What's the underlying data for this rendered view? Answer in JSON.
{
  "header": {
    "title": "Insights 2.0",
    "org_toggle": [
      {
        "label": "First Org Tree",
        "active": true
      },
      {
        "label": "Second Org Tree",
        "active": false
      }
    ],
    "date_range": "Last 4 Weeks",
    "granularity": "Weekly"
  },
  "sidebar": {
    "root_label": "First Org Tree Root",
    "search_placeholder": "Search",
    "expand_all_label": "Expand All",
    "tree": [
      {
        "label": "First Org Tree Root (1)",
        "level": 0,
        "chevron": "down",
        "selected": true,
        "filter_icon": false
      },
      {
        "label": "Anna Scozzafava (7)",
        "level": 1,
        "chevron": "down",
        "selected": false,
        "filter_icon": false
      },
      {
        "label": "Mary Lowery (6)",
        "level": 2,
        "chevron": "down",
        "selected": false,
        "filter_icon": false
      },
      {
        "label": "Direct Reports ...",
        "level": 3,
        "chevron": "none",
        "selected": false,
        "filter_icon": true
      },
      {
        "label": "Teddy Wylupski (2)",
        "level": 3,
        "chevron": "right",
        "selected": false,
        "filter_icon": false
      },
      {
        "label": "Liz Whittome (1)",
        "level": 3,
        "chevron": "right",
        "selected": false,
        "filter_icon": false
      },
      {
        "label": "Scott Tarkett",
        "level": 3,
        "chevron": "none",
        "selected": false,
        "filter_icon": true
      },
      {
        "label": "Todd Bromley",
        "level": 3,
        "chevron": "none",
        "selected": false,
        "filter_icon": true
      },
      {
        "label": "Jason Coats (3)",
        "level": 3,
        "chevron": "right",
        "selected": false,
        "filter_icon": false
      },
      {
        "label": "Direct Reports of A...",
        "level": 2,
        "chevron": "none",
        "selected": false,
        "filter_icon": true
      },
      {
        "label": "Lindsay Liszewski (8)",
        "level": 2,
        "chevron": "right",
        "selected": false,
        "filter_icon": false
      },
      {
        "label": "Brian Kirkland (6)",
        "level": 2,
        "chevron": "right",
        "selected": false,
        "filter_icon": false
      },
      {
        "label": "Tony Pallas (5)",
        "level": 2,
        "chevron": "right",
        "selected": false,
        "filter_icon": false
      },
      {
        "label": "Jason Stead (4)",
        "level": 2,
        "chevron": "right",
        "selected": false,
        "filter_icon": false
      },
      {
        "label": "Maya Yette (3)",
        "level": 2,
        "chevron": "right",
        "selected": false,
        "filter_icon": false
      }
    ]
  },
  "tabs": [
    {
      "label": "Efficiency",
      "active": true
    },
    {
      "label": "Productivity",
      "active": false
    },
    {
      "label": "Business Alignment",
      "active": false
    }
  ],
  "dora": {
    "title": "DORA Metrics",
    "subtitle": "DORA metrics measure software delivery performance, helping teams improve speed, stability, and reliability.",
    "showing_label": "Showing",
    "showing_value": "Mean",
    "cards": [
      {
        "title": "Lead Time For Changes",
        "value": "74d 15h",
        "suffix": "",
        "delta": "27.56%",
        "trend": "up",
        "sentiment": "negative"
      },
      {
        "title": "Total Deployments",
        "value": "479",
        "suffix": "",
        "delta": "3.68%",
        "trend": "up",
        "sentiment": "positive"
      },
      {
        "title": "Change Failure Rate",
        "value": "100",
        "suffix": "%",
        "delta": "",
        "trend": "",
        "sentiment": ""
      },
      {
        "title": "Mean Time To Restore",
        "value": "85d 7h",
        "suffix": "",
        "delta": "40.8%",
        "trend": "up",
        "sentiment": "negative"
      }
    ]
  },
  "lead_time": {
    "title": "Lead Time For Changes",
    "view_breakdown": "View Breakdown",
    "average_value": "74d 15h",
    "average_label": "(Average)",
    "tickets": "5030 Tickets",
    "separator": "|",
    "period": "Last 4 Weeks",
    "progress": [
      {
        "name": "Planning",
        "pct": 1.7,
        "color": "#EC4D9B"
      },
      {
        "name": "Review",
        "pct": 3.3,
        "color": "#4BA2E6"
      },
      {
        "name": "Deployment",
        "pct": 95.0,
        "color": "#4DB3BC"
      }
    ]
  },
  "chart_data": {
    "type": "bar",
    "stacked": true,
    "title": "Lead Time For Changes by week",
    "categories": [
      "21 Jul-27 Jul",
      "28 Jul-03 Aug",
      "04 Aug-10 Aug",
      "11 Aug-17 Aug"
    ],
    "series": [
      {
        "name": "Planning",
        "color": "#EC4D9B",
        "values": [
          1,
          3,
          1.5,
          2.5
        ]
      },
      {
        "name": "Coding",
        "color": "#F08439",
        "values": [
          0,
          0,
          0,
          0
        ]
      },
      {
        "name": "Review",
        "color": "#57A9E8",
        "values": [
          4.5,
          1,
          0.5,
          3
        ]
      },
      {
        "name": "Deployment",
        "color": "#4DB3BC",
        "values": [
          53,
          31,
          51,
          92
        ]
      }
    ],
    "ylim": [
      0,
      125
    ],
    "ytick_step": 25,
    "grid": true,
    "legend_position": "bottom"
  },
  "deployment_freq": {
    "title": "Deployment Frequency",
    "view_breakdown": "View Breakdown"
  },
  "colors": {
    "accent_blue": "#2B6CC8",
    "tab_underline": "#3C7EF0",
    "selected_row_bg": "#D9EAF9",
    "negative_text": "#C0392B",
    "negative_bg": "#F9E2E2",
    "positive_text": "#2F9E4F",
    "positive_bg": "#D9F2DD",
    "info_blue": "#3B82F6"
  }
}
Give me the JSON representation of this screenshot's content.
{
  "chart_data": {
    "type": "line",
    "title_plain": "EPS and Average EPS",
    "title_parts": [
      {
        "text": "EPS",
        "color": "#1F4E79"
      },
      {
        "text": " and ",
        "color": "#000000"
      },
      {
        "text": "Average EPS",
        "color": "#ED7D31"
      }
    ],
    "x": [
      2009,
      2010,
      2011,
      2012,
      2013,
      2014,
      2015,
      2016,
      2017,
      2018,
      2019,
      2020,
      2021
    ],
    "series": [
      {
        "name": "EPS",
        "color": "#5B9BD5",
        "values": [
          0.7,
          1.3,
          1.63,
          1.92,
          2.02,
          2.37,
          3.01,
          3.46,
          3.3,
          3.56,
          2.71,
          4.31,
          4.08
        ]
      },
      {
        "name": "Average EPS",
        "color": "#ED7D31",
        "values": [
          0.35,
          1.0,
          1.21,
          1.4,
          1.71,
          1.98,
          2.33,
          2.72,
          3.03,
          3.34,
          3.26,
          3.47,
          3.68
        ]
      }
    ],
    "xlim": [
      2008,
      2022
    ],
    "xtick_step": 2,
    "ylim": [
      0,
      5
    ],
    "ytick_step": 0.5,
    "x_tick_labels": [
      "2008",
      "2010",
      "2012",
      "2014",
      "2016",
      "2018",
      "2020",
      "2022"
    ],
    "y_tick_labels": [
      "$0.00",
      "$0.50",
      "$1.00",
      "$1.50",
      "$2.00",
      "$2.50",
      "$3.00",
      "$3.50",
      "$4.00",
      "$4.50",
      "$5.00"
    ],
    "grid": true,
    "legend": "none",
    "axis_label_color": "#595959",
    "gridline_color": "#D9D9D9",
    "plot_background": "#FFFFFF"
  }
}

§ STATED PROBLEM
Write out the records shown above, exactly as they appear.

§ EXPECTED ANSWER
What's the underlying data for this rendered view? Answer in JSON.
{
  "header": {
    "title": "Insights 2.0",
    "org_toggle": [
      {
        "label": "First Org Tree",
        "active": true
      },
      {
        "label": "Second Org Tree",
        "active": false
      }
    ],
    "date_range": "Last 4 Weeks",
    "granularity": "Weekly"
  },
  "sidebar": {
    "root_label": "First Org Tree Root",
    "search_placeholder": "Search",
    "expand_all_label": "Expand All",
    "tree": [
      {
        "label": "First Org Tree Root (1)",
        "level": 0,
        "chevron": "down",
        "selected": true,
        "filter_icon": false
      },
      {
        "label": "Anna Scozzafava (7)",
        "level": 1,
        "chevron": "down",
        "selected": false,
        "filter_icon": false
      },
      {
        "label": "Mary Lowery (6)",
        "level": 2,
        "chevron": "down",
        "selected": false,
        "filter_icon": false
      },
      {
        "label": "Direct Reports ...",
        "level": 3,
        "chevron": "none",
        "selected": false,
        "filter_icon": true
      },
      {
        "label": "Teddy Wylupski (2)",
        "level": 3,
        "chevron": "right",
        "selected": false,
        "filter_icon": false
      },
      {
        "label": "Liz Whittome (1)",
        "level": 3,
        "chevron": "right",
        "selected": false,
        "filter_icon": false
      },
      {
        "label": "Scott Tarkett",
        "level": 3,
        "chevron": "none",
        "selected": false,
        "filter_icon": true
      },
      {
        "label": "Todd Bromley",
        "level": 3,
        "chevron": "none",
        "selected": false,
        "filter_icon": true
      },
      {
        "label": "Jason Coats (3)",
        "level": 3,
        "chevron": "right",
        "selected": false,
        "filter_icon": false
      },
      {
        "label": "Direct Reports of A...",
        "level": 2,
        "chevron": "none",
        "selected": false,
        "filter_icon": true
      },
      {
        "label": "Lindsay Liszewski (8)",
        "level": 2,
        "chevron": "right",
        "selected": false,
        "filter_icon": false
      },
      {
        "label": "Brian Kirkland (6)",
        "level": 2,
        "chevron": "right",
        "selected": false,
        "filter_icon": false
      },
      {
        "label": "Tony Pallas (5)",
        "level": 2,
        "chevron": "right",
        "selected": false,
        "filter_icon": false
      },
      {
        "label": "Jason Stead (4)",
        "level": 2,
        "chevron": "right",
        "selected": false,
        "filter_icon": false
      },
      {
        "label": "Maya Yette (3)",
        "level": 2,
        "chevron": "right",
        "selected": false,
        "filter_icon": false
      }
    ]
  },
  "tabs": [
    {
      "label": "Efficiency",
      "active": true
    },
    {
      "label": "Productivity",
      "active": false
    },
    {
      "label": "Business Alignment",
      "active": false
    }
  ],
  "dora": {
    "title": "DORA Metrics",
    "subtitle": "DORA metrics measure software delivery performance, helping teams improve speed, stability, and reliability.",
    "showing_label": "Showing",
    "showing_value": "Mean",
    "cards": [
      {
        "title": "Lead Time For Changes",
        "value": "74d 15h",
        "suffix": "",
        "delta": "27.56%",
        "trend": "up",
        "sentiment": "negative"
      },
      {
        "title": "Total Deployments",
        "value": "479",
        "suffix": "",
        "delta": "3.68%",
        "trend": "up",
        "sentiment": "positive"
      },
      {
        "title": "Change Failure Rate",
        "value": "100",
        "suffix": "%",
        "delta": "",
        "trend": "",
        "sentiment": ""
      },
      {
        "title": "Mean Time To Restore",
        "value": "85d 7h",
        "suffix": "",
        "delta": "40.8%",
        "trend": "up",
        "sentiment": "negative"
      }
    ]
  },
  "lead_time": {
    "title": "Lead Time For Changes",
    "view_breakdown": "View Breakdown",
    "average_value": "74d 15h",
    "average_label": "(Average)",
    "tickets": "5030 Tickets",
    "separator": "|",
    "period": "Last 4 Weeks",
    "progress": [
      {
        "name": "Planning",
        "pct": 1.7,
        "color": "#EC4D9B"
      },
      {
        "name": "Review",
        "pct": 3.3,
        "color": "#4BA2E6"
      },
      {
        "name": "Deployment",
        "pct": 95.0,
        "color": "#4DB3BC"
      }
    ]
  },
  "chart_data": {
    "type": "bar",
    "stacked": true,
    "title": "Lead Time For Changes by week",
    "categories": [
      "21 Jul-27 Jul",
      "28 Jul-03 Aug",
      "04 Aug-10 Aug",
      "11 Aug-17 Aug"
    ],
    "series": [
      {
        "name": "Planning",
        "color": "#EC4D9B",
        "values": [
          1,
          3,
          1.5,
          2.5
        ]
      },
      {
        "name": "Coding",
        "color": "#F08439",
        "values": [
          0,
          0,
          0,
          0
        ]
      },
      {
        "name": "Review",
        "color": "#57A9E8",
        "values": [
          4.5,
          1,
          0.5,
          3
        ]
      },
      {
        "name": "Deployment",
        "color": "#4DB3BC",
        "values": [
          53,
          31,
          51,
          92
        ]
      }
    ],
    "ylim": [
      0,
      125
    ],
    "ytick_step": 25,
    "grid": true,
    "legend_position": "bottom"
  },
  "deployment_freq": {
    "title": "Deployment Frequency",
    "view_breakdown": "View Breakdown"
  },
  "colors": {
    "accent_blue": "#2B6CC8",
    "tab_underline": "#3C7EF0",
    "selected_row_bg": "#D9EAF9",
    "negative_text": "#C0392B",
    "negative_bg": "#F9E2E2",
    "positive_text": "#2F9E4F",
    "positive_bg": "#D9F2DD",
    "info_blue": "#3B82F6"
  }
}
Give me the JSON representation of this screenshot's content.
{
  "chart_data": {
    "type": "line",
    "title_plain": "EPS and Average EPS",
    "title_parts": [
      {
        "text": "EPS",
        "color": "#1F4E79"
      },
      {
        "text": " and ",
        "color": "#000000"
      },
      {
        "text": "Average EPS",
        "color": "#ED7D31"
      }
    ],
    "x": [
      2009,
      2010,
      2011,
      2012,
      2013,
      2014,
      2015,
      2016,
      2017,
      2018,
      2019,
      2020,
      2021
    ],
    "series": [
      {
        "name": "EPS",
        "color": "#5B9BD5",
        "values": [
          0.7,
          1.3,
          1.63,
          1.92,
          2.02,
          2.37,
          3.01,
          3.46,
          3.3,
          3.56,
          2.71,
          4.31,
          4.08
        ]
      },
      {
        "name": "Average EPS",
        "color": "#ED7D31",
        "values": [
          0.35,
          1.0,
          1.21,
          1.4,
          1.71,
          1.98,
          2.33,
          2.72,
          3.03,
          3.34,
          3.26,
          3.47,
          3.68
        ]
      }
    ],
    "xlim": [
      2008,
      2022
    ],
    "xtick_step": 2,
    "ylim": [
      0,
      5
    ],
    "ytick_step": 0.5,
    "x_tick_labels": [
      "2008",
      "2010",
      "2012",
      "2014",
      "2016",
      "2018",
      "2020",
      "2022"
    ],
    "y_tick_labels": [
      "$0.00",
      "$0.50",
      "$1.00",
      "$1.50",
      "$2.00",
      "$2.50",
      "$3.00",
      "$3.50",
      "$4.00",
      "$4.50",
      "$5.00"
    ],
    "grid": true,
    "legend": "none",
    "axis_label_color": "#595959",
    "gridline_color": "#D9D9D9",
    "plot_background": "#FFFFFF"
  }
}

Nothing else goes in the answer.